§ **Exercise brief**
Transcribe all records exactly.

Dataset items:
════════

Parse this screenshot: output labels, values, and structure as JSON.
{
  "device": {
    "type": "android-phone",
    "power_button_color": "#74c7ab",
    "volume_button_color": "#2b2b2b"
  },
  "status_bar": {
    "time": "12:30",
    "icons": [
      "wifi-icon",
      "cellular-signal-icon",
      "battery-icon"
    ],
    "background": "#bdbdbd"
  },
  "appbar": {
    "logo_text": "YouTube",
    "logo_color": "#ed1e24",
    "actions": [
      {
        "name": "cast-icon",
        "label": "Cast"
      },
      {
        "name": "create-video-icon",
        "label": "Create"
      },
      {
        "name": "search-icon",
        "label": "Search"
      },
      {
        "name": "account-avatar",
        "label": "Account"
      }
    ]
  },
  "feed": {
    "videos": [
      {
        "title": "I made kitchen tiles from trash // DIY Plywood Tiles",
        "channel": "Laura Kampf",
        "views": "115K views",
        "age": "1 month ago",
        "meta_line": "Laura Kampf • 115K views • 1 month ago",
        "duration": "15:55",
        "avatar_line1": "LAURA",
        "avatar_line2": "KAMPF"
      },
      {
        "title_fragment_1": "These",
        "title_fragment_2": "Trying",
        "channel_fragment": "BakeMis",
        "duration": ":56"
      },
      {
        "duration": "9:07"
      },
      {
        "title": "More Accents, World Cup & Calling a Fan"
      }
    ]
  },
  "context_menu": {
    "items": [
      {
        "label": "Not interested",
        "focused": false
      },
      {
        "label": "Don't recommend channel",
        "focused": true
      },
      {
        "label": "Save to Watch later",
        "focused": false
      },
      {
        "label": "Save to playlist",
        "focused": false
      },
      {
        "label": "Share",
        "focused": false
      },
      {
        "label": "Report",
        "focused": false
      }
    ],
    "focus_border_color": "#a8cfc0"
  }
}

════════

§ **Answer to the exercise**
Parse this screenshot: output labels, values, and structure as JSON.
{
  "device": {
    "type": "android-phone",
    "power_button_color": "#74c7ab",
    "volume_button_color": "#2b2b2b"
  },
  "status_bar": {
    "time": "12:30",
    "icons": [
      "wifi-icon",
      "cellular-signal-icon",
      "battery-icon"
    ],
    "background": "#bdbdbd"
  },
  "appbar": {
    "logo_text": "YouTube",
    "logo_color": "#ed1e24",
    "actions": [
      {
        "name": "cast-icon",
        "label": "Cast"
      },
      {
        "name": "create-video-icon",
        "label": "Create"
      },
      {
        "name": "search-icon",
        "label": "Search"
      },
      {
        "name": "account-avatar",
        "label": "Account"
      }
    ]
  },
  "feed": {
    "videos": [
      {
        "title": "I made kitchen tiles from trash // DIY Plywood Tiles",
        "channel": "Laura Kampf",
        "views": "115K views",
        "age": "1 month ago",
        "meta_line": "Laura Kampf • 115K views • 1 month ago",
        "duration": "15:55",
        "avatar_line1": "LAURA",
        "avatar_line2": "KAMPF"
      },
      {
        "title_fragment_1": "These",
        "title_fragment_2": "Trying",
        "channel_fragment": "BakeMis",
        "duration": ":56"
      },
      {
        "duration": "9:07"
      },
      {
        "title": "More Accents, World Cup & Calling a Fan"
      }
    ]
  },
  "context_menu": {
    "items": [
      {
        "label": "Not interested",
        "focused": false
      },
      {
        "label": "Don't recommend channel",
        "focused": true
      },
      {
        "label": "Save to Watch later",
        "focused": false
      },
      {
        "label": "Save to playlist",
        "focused": false
      },
      {
        "label": "Share",
        "focused": false
      },
      {
        "label": "Report",
        "focused": false
      }
    ],
    "focus_border_color": "#a8cfc0"
  }
}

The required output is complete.